#### Material for the task
----------------------------------------

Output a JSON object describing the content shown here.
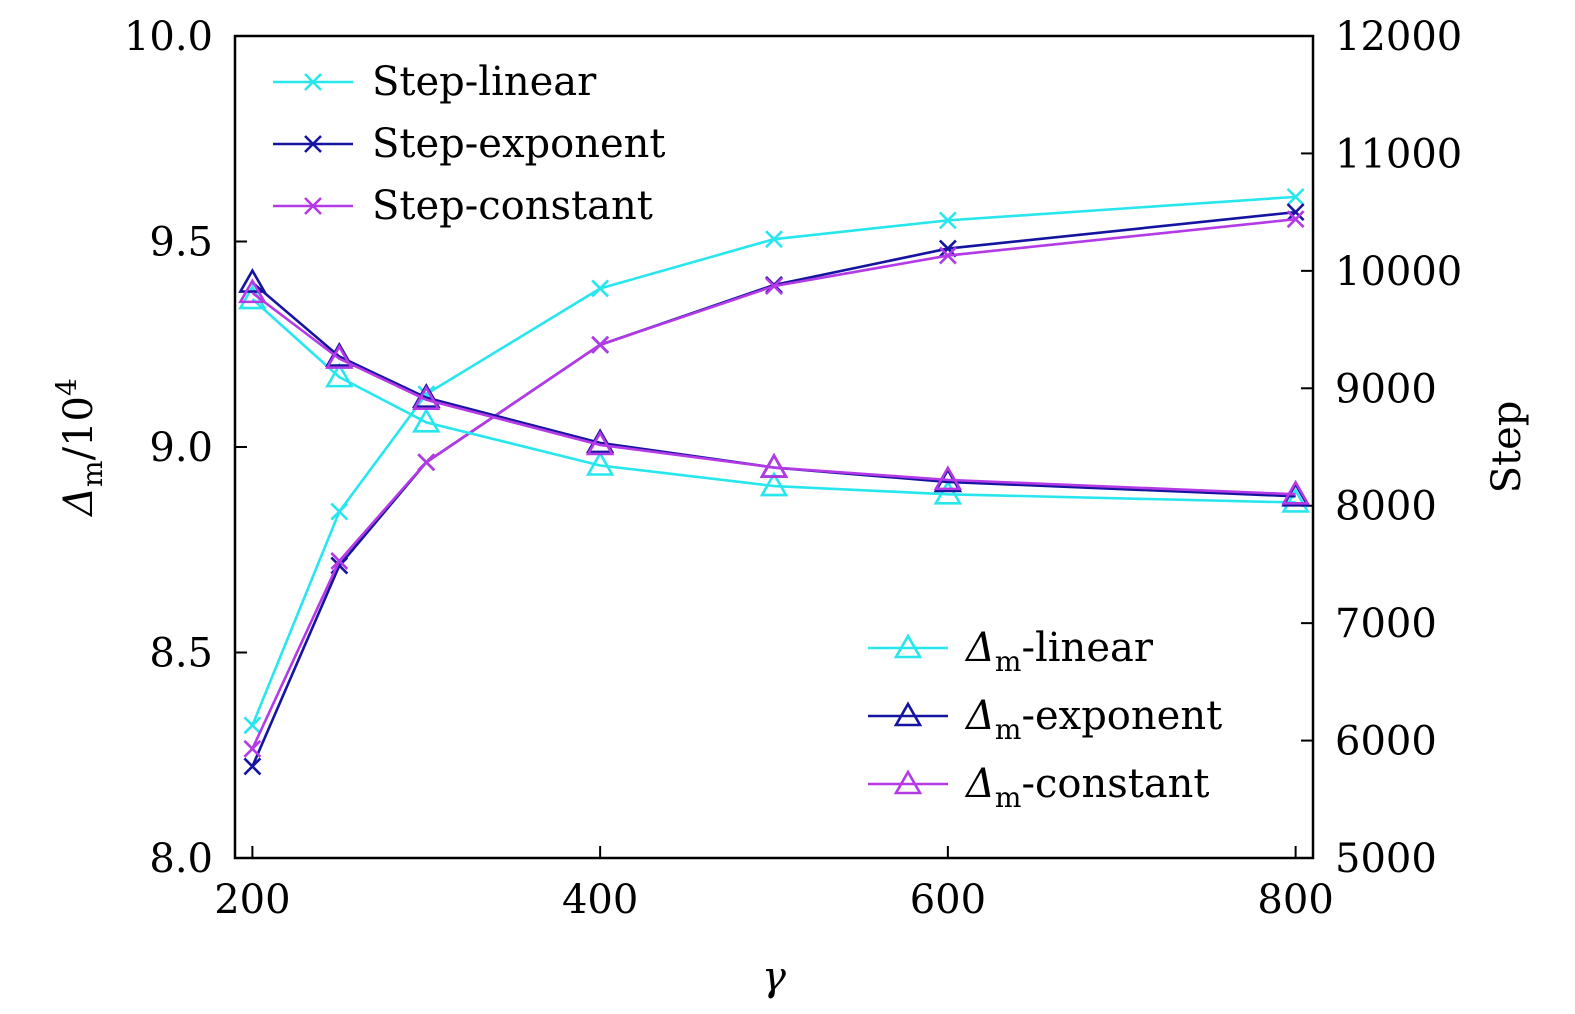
{
  "chart_data": {
    "type": "line",
    "x": [
      200,
      250,
      300,
      400,
      500,
      600,
      800
    ],
    "xlabel": "γ",
    "xlim": [
      190,
      810
    ],
    "xticks": [
      "200",
      "400",
      "600",
      "800"
    ],
    "left_axis": {
      "label_symbol": "Δ",
      "label_sub": "m",
      "label_suffix": "/10",
      "label_sup": "4",
      "ylim": [
        8.0,
        10.0
      ],
      "ticks": [
        "8.0",
        "8.5",
        "9.0",
        "9.5",
        "10.0"
      ]
    },
    "right_axis": {
      "label": "Step",
      "ylim": [
        5000,
        12000
      ],
      "ticks": [
        "5000",
        "6000",
        "7000",
        "8000",
        "9000",
        "10000",
        "11000",
        "12000"
      ]
    },
    "series": [
      {
        "name": "Step-linear",
        "axis": "right",
        "marker": "x",
        "color": "#28e6ee",
        "values": [
          6130,
          7950,
          8950,
          9850,
          10270,
          10430,
          10630
        ]
      },
      {
        "name": "Step-exponent",
        "axis": "right",
        "marker": "x",
        "color": "#1414a0",
        "values": [
          5780,
          7490,
          8370,
          9370,
          9880,
          10190,
          10500
        ]
      },
      {
        "name": "Step-constant",
        "axis": "right",
        "marker": "x",
        "color": "#b43ae6",
        "values": [
          5930,
          7530,
          8370,
          9370,
          9870,
          10130,
          10440
        ]
      },
      {
        "name_symbol": "Δ",
        "name_sub": "m",
        "name_suffix": "-linear",
        "axis": "left",
        "marker": "triangle",
        "color": "#28e6ee",
        "values": [
          9.36,
          9.17,
          9.06,
          8.955,
          8.905,
          8.885,
          8.865
        ]
      },
      {
        "name_symbol": "Δ",
        "name_sub": "m",
        "name_suffix": "-exponent",
        "axis": "left",
        "marker": "triangle",
        "color": "#1414a0",
        "values": [
          9.4,
          9.22,
          9.12,
          9.01,
          8.95,
          8.915,
          8.88
        ]
      },
      {
        "name_symbol": "Δ",
        "name_sub": "m",
        "name_suffix": "-constant",
        "axis": "left",
        "marker": "triangle",
        "color": "#b43ae6",
        "values": [
          9.375,
          9.215,
          9.115,
          9.005,
          8.95,
          8.92,
          8.885
        ]
      }
    ],
    "legends": {
      "step": "top-left",
      "delta": "bottom-right"
    }
  }
}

----------------------------------------

#### Instructions to follow
Track down the lines that include the word "linear" and copy them.

#### Finished answer
        "name": "Step-linear",
        "name_suffix": "-linear",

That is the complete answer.